**Exercise details**
Every line containing the word "structured" needs to be found and copied.

···

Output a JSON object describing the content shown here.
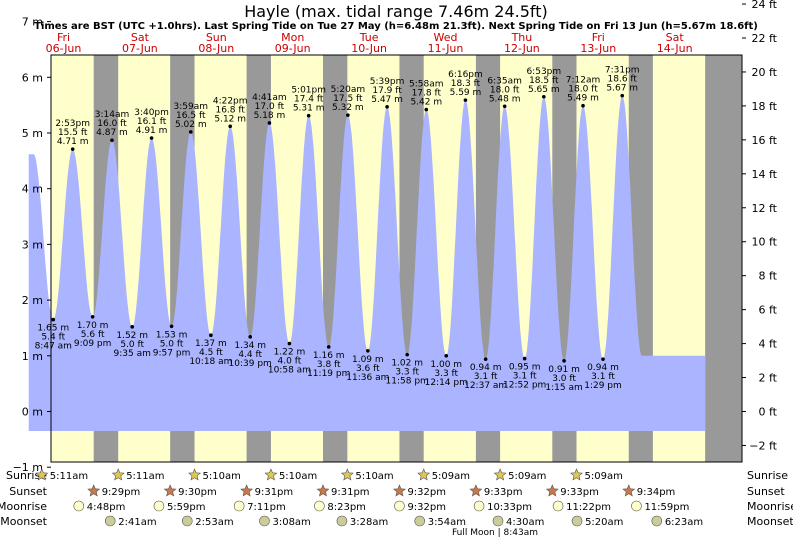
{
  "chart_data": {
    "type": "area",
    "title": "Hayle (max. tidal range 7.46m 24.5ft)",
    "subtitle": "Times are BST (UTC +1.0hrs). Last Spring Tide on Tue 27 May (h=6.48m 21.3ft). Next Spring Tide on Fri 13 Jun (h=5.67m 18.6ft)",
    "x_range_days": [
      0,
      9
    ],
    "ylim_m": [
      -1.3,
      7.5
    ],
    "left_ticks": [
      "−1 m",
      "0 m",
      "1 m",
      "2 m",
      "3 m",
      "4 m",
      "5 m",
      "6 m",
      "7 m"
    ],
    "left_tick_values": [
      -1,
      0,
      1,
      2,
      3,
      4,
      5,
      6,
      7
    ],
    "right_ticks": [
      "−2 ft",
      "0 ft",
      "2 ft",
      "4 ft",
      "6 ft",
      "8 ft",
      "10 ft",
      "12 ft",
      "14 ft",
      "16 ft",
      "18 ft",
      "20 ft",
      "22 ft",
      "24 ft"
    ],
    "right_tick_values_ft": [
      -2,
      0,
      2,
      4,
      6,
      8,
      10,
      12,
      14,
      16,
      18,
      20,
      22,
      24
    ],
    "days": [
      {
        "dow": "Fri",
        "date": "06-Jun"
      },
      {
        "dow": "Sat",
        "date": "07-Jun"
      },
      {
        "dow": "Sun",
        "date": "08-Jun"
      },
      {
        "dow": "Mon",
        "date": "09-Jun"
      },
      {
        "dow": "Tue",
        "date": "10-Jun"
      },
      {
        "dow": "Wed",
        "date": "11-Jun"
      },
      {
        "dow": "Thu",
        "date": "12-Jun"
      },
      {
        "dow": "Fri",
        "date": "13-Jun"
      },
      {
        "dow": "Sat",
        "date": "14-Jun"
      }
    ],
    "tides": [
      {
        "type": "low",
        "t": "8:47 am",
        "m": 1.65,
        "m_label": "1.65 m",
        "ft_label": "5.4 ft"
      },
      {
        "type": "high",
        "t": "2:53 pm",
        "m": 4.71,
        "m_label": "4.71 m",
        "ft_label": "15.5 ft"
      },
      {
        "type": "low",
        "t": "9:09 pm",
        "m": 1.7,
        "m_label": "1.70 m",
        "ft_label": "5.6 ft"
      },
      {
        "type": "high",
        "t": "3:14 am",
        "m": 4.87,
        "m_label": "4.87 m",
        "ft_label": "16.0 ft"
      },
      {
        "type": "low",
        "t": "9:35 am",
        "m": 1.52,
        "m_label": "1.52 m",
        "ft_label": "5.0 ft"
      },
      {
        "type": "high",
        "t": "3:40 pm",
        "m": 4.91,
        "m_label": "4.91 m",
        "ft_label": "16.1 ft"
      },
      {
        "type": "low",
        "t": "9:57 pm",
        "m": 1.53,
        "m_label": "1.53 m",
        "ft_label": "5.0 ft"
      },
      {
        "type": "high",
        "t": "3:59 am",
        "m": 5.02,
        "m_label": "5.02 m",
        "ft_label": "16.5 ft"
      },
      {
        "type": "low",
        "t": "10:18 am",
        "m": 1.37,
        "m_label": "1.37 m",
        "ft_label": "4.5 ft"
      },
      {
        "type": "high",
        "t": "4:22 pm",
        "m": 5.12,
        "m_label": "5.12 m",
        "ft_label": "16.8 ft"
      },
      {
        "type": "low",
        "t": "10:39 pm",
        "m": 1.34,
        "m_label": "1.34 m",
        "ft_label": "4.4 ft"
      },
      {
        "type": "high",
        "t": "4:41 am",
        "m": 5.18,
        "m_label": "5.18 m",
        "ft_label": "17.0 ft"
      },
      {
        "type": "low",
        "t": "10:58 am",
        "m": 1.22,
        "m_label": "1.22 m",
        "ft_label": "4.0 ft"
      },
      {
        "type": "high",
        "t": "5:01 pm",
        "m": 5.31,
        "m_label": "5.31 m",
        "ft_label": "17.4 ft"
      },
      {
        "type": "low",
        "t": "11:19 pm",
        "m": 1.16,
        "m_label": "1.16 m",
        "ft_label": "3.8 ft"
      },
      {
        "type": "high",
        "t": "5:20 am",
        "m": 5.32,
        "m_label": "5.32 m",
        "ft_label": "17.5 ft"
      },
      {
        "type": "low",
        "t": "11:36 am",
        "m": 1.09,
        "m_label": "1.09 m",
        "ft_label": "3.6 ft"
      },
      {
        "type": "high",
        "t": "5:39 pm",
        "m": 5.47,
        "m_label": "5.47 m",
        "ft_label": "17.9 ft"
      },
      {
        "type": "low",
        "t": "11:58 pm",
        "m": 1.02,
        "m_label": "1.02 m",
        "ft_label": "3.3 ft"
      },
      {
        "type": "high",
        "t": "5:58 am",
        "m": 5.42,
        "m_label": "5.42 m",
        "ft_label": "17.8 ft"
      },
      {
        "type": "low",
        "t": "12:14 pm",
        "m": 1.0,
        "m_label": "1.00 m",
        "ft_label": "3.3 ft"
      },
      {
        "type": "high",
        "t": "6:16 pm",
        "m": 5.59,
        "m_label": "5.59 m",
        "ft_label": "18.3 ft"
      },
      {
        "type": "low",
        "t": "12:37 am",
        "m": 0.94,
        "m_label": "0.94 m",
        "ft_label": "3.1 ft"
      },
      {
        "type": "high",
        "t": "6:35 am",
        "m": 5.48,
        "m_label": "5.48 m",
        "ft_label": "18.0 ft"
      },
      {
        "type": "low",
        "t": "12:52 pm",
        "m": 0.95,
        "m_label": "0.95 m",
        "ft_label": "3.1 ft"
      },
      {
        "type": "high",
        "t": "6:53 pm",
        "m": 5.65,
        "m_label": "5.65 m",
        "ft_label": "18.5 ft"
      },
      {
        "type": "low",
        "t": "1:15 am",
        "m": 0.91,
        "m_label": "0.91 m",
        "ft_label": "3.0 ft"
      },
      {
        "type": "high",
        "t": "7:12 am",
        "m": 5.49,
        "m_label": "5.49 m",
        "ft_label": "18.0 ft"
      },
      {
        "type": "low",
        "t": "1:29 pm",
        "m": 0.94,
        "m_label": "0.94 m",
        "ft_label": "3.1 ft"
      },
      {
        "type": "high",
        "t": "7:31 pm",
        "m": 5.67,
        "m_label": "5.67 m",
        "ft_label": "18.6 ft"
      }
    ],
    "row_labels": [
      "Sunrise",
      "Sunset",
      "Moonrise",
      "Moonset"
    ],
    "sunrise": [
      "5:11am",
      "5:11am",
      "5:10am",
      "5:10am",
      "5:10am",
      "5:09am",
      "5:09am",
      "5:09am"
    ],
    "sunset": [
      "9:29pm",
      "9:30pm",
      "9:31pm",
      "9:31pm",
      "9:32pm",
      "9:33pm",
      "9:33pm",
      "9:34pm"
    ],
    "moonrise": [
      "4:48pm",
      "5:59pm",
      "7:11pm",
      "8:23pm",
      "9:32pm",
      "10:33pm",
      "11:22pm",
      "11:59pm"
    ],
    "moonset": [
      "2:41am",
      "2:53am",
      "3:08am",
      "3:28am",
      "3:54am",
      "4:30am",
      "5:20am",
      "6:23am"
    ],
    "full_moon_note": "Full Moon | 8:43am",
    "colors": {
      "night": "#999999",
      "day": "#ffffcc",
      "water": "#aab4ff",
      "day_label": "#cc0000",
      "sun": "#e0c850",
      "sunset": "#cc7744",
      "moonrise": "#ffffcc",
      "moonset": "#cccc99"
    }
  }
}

···

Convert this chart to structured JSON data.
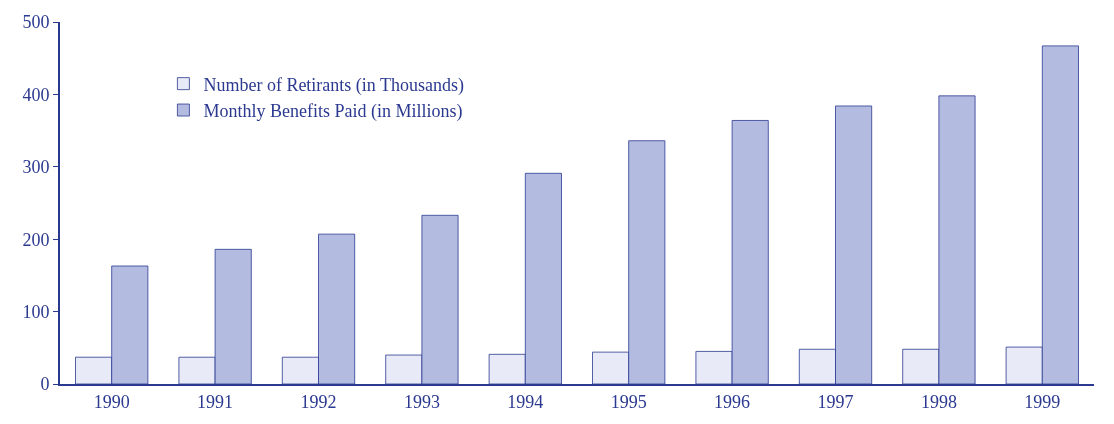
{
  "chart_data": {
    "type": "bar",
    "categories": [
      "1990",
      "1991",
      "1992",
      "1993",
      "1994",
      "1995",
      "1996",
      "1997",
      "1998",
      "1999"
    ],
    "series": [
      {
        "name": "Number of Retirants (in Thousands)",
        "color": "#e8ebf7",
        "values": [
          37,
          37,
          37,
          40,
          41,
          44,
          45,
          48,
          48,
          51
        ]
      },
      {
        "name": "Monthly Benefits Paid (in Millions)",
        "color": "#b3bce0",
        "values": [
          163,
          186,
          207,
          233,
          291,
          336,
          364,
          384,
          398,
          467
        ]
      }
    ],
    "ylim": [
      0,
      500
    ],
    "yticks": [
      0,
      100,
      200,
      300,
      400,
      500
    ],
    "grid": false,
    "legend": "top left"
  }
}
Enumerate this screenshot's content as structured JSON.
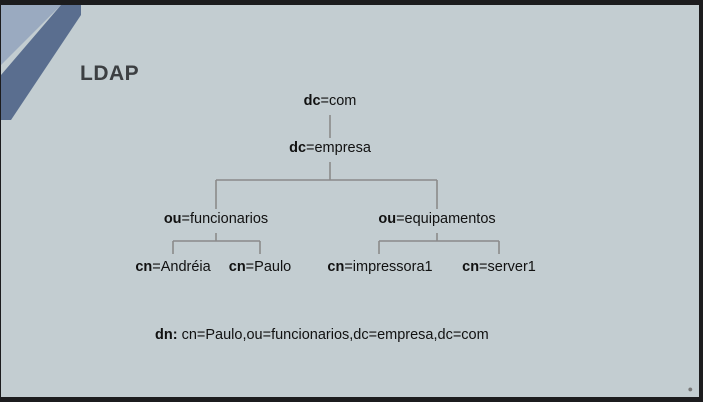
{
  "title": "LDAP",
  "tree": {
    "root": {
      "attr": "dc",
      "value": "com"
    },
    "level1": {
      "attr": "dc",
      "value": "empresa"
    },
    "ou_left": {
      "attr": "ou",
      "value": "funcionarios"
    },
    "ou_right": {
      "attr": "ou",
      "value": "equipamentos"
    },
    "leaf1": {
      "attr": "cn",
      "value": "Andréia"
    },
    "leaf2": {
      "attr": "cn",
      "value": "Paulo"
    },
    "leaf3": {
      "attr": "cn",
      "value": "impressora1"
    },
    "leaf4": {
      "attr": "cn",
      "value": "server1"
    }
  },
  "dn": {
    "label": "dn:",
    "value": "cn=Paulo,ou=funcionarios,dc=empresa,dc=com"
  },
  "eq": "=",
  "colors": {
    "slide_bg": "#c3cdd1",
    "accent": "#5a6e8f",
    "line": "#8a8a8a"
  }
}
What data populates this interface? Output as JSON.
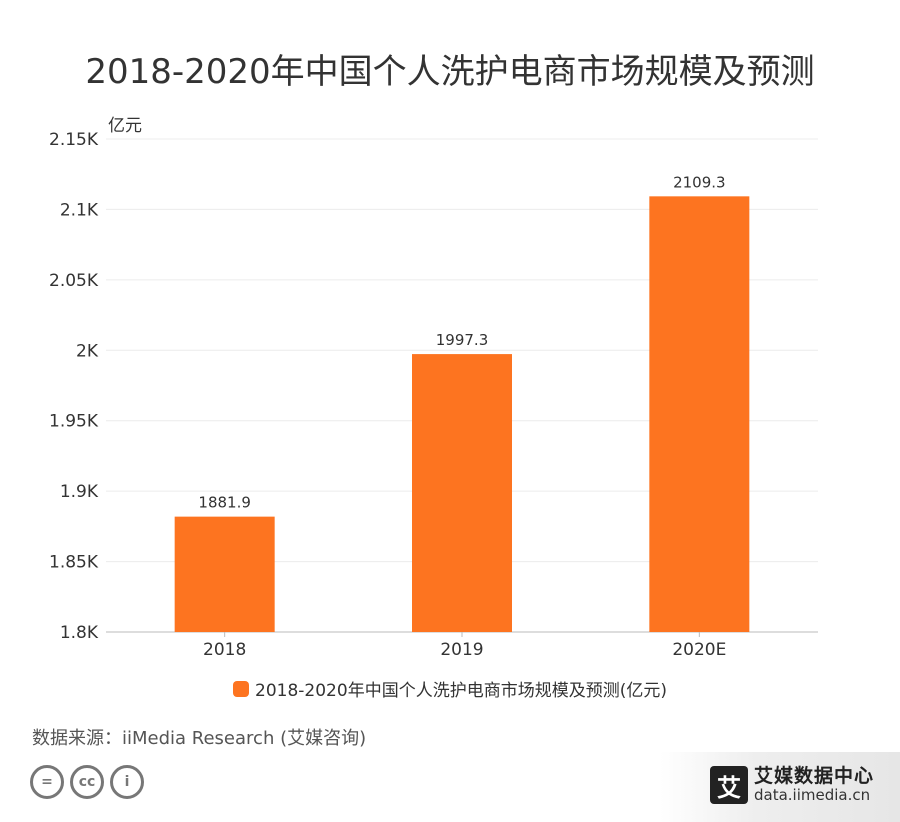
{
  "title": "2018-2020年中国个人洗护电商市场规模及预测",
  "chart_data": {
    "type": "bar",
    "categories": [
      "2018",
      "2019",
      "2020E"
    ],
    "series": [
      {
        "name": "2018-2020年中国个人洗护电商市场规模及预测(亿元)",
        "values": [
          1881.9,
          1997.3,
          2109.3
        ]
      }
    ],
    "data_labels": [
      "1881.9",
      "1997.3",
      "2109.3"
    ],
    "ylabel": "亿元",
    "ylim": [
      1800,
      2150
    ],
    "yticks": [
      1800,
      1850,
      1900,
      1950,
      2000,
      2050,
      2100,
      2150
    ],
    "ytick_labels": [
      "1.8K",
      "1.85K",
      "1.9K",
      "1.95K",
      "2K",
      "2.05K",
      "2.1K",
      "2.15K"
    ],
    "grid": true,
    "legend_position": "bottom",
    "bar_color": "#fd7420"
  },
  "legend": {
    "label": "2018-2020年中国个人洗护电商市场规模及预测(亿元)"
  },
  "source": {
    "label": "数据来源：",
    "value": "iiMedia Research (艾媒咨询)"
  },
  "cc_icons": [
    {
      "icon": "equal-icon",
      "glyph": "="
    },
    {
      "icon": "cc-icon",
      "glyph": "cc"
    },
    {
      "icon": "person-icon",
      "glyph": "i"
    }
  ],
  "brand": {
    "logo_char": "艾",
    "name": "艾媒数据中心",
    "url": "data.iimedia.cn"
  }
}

···

**The result**
Convert this chart to structured JSON data.
Enumerate this screenshot's content as structured JSON.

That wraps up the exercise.